=== Brief ===
Copy each line below in which the string "Serve" occurs.

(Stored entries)

[Begin]

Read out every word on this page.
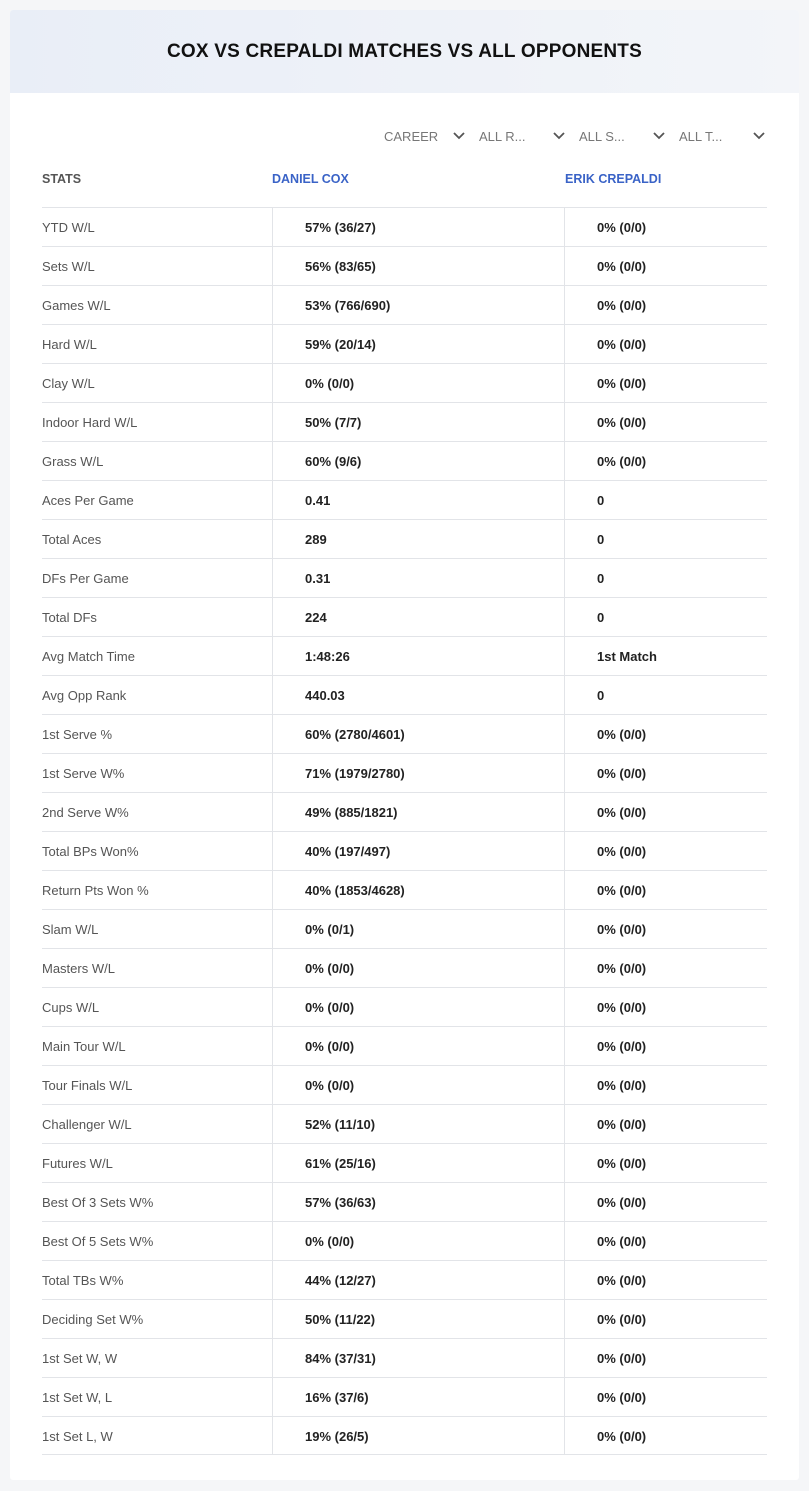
COX VS CREPALDI MATCHES VS ALL OPPONENTS
CAREER	ALL R...	ALL S...	ALL T...
STATS	DANIEL COX	ERIK CREPALDI
YTD W/L	57% (36/27)	0% (0/0)
Sets W/L	56% (83/65)	0% (0/0)
Games W/L	53% (766/690)	0% (0/0)
Hard W/L	59% (20/14)	0% (0/0)
Clay W/L	0% (0/0)	0% (0/0)
Indoor Hard W/L	50% (7/7)	0% (0/0)
Grass W/L	60% (9/6)	0% (0/0)
Aces Per Game	0.41	0
Total Aces	289	0
DFs Per Game	0.31	0
Total DFs	224	0
Avg Match Time	1:48:26	1st Match
Avg Opp Rank	440.03	0
1st Serve %	60% (2780/4601)	0% (0/0)
1st Serve W%	71% (1979/2780)	0% (0/0)
2nd Serve W%	49% (885/1821)	0% (0/0)
Total BPs Won%	40% (197/497)	0% (0/0)
Return Pts Won %	40% (1853/4628)	0% (0/0)
Slam W/L	0% (0/1)	0% (0/0)
Masters W/L	0% (0/0)	0% (0/0)
Cups W/L	0% (0/0)	0% (0/0)
Main Tour W/L	0% (0/0)	0% (0/0)
Tour Finals W/L	0% (0/0)	0% (0/0)
Challenger W/L	52% (11/10)	0% (0/0)
Futures W/L	61% (25/16)	0% (0/0)
Best Of 3 Sets W%	57% (36/63)	0% (0/0)
Best Of 5 Sets W%	0% (0/0)	0% (0/0)
Total TBs W%	44% (12/27)	0% (0/0)
Deciding Set W%	50% (11/22)	0% (0/0)
1st Set W, W	84% (37/31)	0% (0/0)
1st Set W, L	16% (37/6)	0% (0/0)
1st Set L, W	19% (26/5)	0% (0/0)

[End]

=== The output ===
1st Serve %	60% (2780/4601)	0% (0/0)
1st Serve W%	71% (1979/2780)	0% (0/0)
2nd Serve W%	49% (885/1821)	0% (0/0)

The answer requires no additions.